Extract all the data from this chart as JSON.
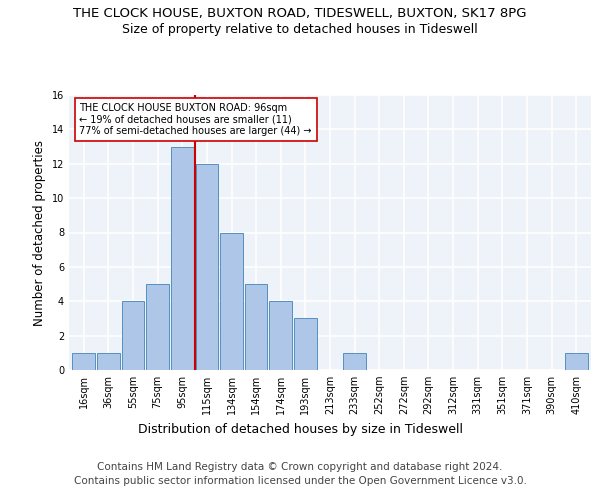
{
  "title1": "THE CLOCK HOUSE, BUXTON ROAD, TIDESWELL, BUXTON, SK17 8PG",
  "title2": "Size of property relative to detached houses in Tideswell",
  "xlabel": "Distribution of detached houses by size in Tideswell",
  "ylabel": "Number of detached properties",
  "bin_labels": [
    "16sqm",
    "36sqm",
    "55sqm",
    "75sqm",
    "95sqm",
    "115sqm",
    "134sqm",
    "154sqm",
    "174sqm",
    "193sqm",
    "213sqm",
    "233sqm",
    "252sqm",
    "272sqm",
    "292sqm",
    "312sqm",
    "331sqm",
    "351sqm",
    "371sqm",
    "390sqm",
    "410sqm"
  ],
  "counts": [
    1,
    1,
    4,
    5,
    13,
    12,
    8,
    5,
    4,
    3,
    0,
    1,
    0,
    0,
    0,
    0,
    0,
    0,
    0,
    0,
    1
  ],
  "bar_color": "#aec6e8",
  "bar_edge_color": "#5590c0",
  "vline_index": 4,
  "vline_color": "#cc0000",
  "annotation_text": "THE CLOCK HOUSE BUXTON ROAD: 96sqm\n← 19% of detached houses are smaller (11)\n77% of semi-detached houses are larger (44) →",
  "annotation_box_color": "white",
  "annotation_box_edge": "#cc0000",
  "ylim": [
    0,
    16
  ],
  "yticks": [
    0,
    2,
    4,
    6,
    8,
    10,
    12,
    14,
    16
  ],
  "footer1": "Contains HM Land Registry data © Crown copyright and database right 2024.",
  "footer2": "Contains public sector information licensed under the Open Government Licence v3.0.",
  "background_color": "#eef2f9",
  "grid_color": "white",
  "title1_fontsize": 9.5,
  "title2_fontsize": 9,
  "xlabel_fontsize": 9,
  "ylabel_fontsize": 8.5,
  "footer_fontsize": 7.5,
  "tick_fontsize": 7
}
•••••
- [TASK]
Make an exact reproduction of the listing above, without any pictures.

- [FULL OUTPUT]
Extract all the data from this chart as JSON.
{
  "title1": "THE CLOCK HOUSE, BUXTON ROAD, TIDESWELL, BUXTON, SK17 8PG",
  "title2": "Size of property relative to detached houses in Tideswell",
  "xlabel": "Distribution of detached houses by size in Tideswell",
  "ylabel": "Number of detached properties",
  "bin_labels": [
    "16sqm",
    "36sqm",
    "55sqm",
    "75sqm",
    "95sqm",
    "115sqm",
    "134sqm",
    "154sqm",
    "174sqm",
    "193sqm",
    "213sqm",
    "233sqm",
    "252sqm",
    "272sqm",
    "292sqm",
    "312sqm",
    "331sqm",
    "351sqm",
    "371sqm",
    "390sqm",
    "410sqm"
  ],
  "counts": [
    1,
    1,
    4,
    5,
    13,
    12,
    8,
    5,
    4,
    3,
    0,
    1,
    0,
    0,
    0,
    0,
    0,
    0,
    0,
    0,
    1
  ],
  "bar_color": "#aec6e8",
  "bar_edge_color": "#5590c0",
  "vline_index": 4,
  "vline_color": "#cc0000",
  "annotation_text": "THE CLOCK HOUSE BUXTON ROAD: 96sqm\n← 19% of detached houses are smaller (11)\n77% of semi-detached houses are larger (44) →",
  "annotation_box_color": "white",
  "annotation_box_edge": "#cc0000",
  "ylim": [
    0,
    16
  ],
  "yticks": [
    0,
    2,
    4,
    6,
    8,
    10,
    12,
    14,
    16
  ],
  "footer1": "Contains HM Land Registry data © Crown copyright and database right 2024.",
  "footer2": "Contains public sector information licensed under the Open Government Licence v3.0.",
  "background_color": "#eef2f9",
  "grid_color": "white",
  "title1_fontsize": 9.5,
  "title2_fontsize": 9,
  "xlabel_fontsize": 9,
  "ylabel_fontsize": 8.5,
  "footer_fontsize": 7.5,
  "tick_fontsize": 7
}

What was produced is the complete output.